* _RECORDS FOR THE EXERCISE_:

•••••

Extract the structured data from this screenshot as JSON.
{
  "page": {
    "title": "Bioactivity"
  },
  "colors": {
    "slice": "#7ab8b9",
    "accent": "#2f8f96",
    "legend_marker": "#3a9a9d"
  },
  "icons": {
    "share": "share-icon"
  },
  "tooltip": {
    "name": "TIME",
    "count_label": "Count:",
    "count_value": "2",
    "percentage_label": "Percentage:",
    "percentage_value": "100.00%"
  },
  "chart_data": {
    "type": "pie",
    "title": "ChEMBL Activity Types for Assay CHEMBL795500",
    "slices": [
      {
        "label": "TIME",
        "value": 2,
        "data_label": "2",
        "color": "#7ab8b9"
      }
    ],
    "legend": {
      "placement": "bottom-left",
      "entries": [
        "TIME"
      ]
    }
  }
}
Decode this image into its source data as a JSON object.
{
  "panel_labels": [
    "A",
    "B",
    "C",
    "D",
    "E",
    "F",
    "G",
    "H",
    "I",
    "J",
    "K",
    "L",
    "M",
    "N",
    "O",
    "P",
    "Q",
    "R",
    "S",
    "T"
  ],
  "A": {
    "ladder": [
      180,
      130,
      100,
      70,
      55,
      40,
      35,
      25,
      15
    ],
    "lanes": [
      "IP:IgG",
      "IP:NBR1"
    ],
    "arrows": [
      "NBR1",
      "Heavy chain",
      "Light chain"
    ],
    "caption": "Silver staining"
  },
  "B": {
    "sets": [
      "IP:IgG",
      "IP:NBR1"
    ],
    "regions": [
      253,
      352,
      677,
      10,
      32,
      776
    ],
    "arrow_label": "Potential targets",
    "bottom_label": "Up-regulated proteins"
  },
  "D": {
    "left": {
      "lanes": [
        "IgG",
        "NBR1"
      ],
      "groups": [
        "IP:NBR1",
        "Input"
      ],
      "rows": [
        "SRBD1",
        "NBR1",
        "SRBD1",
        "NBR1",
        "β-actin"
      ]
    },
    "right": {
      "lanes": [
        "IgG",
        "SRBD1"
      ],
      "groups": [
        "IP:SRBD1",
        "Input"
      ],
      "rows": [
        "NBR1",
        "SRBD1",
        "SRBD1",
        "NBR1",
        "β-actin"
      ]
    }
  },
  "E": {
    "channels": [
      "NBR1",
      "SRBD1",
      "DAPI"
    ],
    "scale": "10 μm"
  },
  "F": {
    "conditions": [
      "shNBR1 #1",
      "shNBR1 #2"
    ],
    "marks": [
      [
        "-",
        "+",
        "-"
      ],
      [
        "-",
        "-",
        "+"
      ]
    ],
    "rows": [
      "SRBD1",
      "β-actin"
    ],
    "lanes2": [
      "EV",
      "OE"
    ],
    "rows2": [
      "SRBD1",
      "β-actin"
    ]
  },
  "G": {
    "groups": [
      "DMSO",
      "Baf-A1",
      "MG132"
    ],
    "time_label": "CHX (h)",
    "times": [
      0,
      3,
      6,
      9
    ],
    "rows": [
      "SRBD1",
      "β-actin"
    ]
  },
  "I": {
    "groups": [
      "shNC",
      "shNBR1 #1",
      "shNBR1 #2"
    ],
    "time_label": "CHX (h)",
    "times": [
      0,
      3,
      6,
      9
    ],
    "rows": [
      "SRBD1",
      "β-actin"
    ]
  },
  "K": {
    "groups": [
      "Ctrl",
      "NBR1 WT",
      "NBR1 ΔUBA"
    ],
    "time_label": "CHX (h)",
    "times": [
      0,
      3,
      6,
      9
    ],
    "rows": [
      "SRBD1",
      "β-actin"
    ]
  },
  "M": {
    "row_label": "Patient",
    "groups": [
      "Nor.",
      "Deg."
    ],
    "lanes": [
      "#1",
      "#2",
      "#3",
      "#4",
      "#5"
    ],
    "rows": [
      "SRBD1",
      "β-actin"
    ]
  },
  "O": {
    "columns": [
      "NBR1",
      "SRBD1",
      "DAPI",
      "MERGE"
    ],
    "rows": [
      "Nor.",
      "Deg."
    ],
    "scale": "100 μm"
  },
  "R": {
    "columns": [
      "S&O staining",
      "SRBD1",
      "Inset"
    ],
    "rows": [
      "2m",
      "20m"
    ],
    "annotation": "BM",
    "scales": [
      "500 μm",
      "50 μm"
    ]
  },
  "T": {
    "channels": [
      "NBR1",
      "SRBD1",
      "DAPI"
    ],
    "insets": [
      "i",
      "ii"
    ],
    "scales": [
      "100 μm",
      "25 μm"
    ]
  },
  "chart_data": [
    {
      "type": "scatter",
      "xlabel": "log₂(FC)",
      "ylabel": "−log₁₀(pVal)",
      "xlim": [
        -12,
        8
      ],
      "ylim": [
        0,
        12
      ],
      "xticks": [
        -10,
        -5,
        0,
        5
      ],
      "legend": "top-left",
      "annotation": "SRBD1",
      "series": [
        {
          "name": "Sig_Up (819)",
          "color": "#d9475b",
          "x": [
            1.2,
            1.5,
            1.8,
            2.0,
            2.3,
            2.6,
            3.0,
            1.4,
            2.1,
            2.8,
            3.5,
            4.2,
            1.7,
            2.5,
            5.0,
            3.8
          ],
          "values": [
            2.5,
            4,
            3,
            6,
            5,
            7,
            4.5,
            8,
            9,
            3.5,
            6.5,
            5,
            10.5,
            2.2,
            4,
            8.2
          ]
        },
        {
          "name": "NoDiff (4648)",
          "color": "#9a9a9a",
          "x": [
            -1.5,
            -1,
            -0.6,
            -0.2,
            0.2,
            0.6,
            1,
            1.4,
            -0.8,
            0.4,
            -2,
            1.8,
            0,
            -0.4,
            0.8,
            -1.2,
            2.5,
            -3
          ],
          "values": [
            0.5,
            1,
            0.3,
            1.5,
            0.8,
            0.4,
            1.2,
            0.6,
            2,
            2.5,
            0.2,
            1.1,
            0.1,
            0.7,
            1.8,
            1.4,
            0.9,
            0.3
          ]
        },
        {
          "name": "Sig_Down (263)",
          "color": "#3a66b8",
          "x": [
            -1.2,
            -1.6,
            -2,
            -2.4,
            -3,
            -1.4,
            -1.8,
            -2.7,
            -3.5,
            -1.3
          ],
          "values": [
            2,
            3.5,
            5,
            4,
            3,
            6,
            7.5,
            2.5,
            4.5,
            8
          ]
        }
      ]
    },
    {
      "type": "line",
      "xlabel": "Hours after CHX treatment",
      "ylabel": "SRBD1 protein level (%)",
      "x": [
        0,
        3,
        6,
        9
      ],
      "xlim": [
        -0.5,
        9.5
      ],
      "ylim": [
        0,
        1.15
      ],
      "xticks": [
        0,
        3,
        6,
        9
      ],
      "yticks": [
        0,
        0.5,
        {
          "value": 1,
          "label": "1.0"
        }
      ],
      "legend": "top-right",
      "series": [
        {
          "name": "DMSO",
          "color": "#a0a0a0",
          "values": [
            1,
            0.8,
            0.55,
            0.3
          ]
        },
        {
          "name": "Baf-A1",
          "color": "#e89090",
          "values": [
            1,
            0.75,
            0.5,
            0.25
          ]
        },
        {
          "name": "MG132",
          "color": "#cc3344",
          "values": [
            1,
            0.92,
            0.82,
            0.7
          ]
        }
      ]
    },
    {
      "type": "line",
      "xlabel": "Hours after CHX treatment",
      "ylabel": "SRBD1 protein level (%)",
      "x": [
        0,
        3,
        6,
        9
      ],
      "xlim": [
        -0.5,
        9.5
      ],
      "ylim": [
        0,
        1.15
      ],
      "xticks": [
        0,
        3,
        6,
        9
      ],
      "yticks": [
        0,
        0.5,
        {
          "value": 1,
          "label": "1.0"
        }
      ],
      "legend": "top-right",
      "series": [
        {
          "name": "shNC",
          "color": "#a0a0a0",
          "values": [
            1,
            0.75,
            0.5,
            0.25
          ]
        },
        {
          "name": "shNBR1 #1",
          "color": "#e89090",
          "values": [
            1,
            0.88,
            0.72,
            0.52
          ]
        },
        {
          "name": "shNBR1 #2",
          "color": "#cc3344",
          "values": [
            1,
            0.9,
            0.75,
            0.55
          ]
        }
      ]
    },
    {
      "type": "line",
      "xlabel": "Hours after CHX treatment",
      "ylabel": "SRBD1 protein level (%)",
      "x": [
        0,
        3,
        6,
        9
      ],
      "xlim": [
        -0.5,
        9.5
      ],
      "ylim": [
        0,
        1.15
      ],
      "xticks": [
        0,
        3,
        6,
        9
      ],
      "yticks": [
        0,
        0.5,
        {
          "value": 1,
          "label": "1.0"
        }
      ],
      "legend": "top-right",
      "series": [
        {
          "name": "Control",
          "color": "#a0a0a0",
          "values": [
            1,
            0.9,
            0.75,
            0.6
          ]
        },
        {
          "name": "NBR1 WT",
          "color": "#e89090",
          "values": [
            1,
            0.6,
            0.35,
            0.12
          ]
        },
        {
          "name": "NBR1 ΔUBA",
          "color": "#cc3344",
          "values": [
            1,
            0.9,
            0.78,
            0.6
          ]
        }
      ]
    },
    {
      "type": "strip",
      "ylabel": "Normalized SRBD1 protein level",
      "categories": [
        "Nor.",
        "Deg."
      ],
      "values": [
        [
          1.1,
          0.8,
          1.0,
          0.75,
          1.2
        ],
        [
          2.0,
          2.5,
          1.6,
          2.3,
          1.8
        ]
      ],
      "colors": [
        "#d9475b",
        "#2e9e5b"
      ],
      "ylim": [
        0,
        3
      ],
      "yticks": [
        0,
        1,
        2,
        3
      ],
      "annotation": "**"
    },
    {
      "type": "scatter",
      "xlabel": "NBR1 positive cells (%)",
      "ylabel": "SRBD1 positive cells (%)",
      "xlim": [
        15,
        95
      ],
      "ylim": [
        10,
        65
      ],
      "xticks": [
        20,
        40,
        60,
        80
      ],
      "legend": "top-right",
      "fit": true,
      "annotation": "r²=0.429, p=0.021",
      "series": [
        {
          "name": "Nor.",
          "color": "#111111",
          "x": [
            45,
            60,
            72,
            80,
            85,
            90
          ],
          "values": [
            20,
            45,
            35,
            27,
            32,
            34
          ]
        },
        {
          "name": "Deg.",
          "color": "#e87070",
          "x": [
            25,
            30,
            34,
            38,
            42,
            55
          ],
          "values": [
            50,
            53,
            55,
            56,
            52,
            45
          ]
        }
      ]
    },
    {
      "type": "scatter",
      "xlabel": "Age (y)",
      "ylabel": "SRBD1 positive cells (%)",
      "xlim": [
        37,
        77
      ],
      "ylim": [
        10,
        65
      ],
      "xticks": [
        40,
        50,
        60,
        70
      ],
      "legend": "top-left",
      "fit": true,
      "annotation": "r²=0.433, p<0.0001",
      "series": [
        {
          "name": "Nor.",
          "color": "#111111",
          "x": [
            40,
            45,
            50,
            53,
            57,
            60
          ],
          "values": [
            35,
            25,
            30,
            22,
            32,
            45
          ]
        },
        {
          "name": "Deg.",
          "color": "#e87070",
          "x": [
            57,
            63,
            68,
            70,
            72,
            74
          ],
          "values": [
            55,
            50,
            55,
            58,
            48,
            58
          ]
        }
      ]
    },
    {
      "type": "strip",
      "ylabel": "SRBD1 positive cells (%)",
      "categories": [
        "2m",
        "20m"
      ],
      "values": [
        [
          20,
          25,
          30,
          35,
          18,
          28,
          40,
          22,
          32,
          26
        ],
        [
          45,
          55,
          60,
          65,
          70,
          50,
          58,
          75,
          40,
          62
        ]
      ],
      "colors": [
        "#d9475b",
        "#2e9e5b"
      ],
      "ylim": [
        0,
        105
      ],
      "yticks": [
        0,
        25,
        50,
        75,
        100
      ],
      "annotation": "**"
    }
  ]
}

•••••

* _TASK DESCRIPTION_: Working through the records, find each line containing the word "staining" and copy it.

* _RESULT FOR THIS EXERCISE_:
    "caption": "Silver staining"
      "S&O staining",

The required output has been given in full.